# Set problem
Extract, from the records beneath this instruction, each line that contains the word "kvarstår".

# Given data
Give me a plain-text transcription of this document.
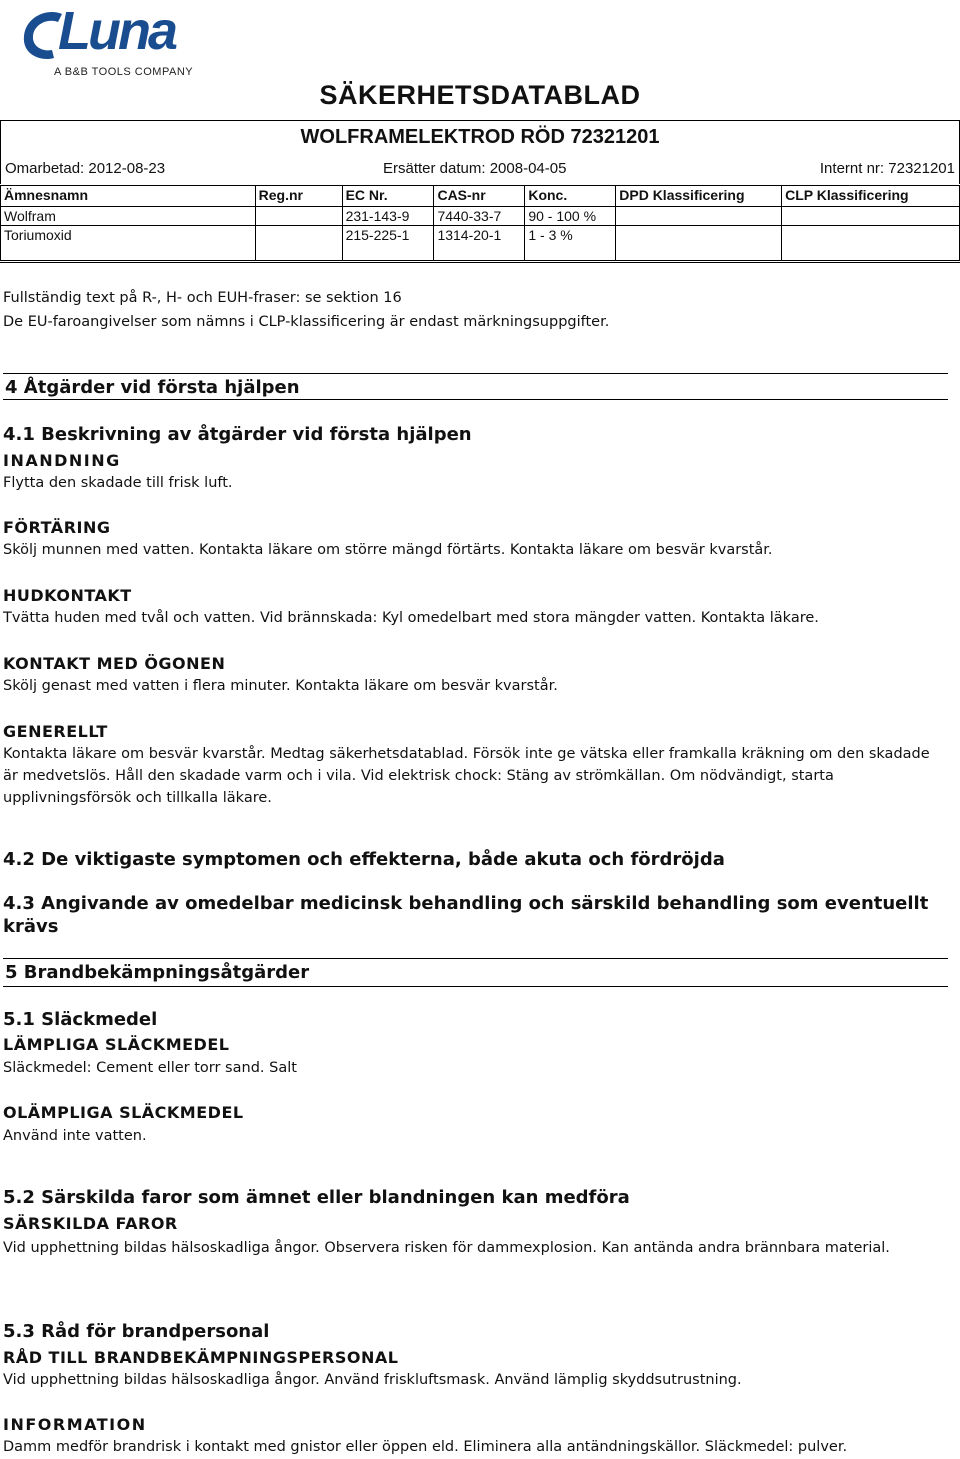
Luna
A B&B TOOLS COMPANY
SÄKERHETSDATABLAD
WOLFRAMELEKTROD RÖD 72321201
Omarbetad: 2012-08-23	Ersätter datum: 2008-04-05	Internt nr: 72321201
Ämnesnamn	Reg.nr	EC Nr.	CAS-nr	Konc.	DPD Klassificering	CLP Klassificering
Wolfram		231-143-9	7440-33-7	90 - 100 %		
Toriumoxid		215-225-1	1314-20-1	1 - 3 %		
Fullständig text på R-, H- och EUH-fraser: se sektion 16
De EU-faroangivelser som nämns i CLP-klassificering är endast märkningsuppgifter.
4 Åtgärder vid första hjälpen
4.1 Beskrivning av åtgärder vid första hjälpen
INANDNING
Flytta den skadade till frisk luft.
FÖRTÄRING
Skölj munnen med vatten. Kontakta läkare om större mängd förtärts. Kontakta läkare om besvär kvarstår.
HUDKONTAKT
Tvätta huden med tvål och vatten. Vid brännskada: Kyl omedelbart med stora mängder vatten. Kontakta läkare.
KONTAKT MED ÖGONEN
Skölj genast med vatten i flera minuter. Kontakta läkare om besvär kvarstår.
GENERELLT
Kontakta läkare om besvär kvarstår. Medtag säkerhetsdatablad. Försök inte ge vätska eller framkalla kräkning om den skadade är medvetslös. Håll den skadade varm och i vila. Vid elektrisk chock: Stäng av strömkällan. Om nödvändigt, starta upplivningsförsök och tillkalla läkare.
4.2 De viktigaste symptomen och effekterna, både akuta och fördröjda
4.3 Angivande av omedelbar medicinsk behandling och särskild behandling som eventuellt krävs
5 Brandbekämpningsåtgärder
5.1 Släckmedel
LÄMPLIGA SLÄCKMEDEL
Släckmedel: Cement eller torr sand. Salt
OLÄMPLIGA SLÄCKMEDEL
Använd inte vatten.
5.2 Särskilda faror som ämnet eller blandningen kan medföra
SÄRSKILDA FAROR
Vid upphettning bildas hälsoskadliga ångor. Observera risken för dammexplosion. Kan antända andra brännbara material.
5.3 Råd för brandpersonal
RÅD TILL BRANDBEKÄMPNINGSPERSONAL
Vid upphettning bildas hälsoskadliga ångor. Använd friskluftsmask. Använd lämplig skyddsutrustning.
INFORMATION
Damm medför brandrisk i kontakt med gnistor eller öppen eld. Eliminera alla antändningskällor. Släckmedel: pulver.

# Result for this task
Skölj munnen med vatten. Kontakta läkare om större mängd förtärts. Kontakta läkare om besvär kvarstår.
Skölj genast med vatten i flera minuter. Kontakta läkare om besvär kvarstår.
Kontakta läkare om besvär kvarstår. Medtag säkerhetsdatablad. Försök inte ge vätska eller framkalla kräkning om den skadade är medvetslös. Håll den skadade varm och i vila. Vid elektrisk chock: Stäng av strömkällan. Om nödvändigt, starta upplivningsförsök och tillkalla läkare.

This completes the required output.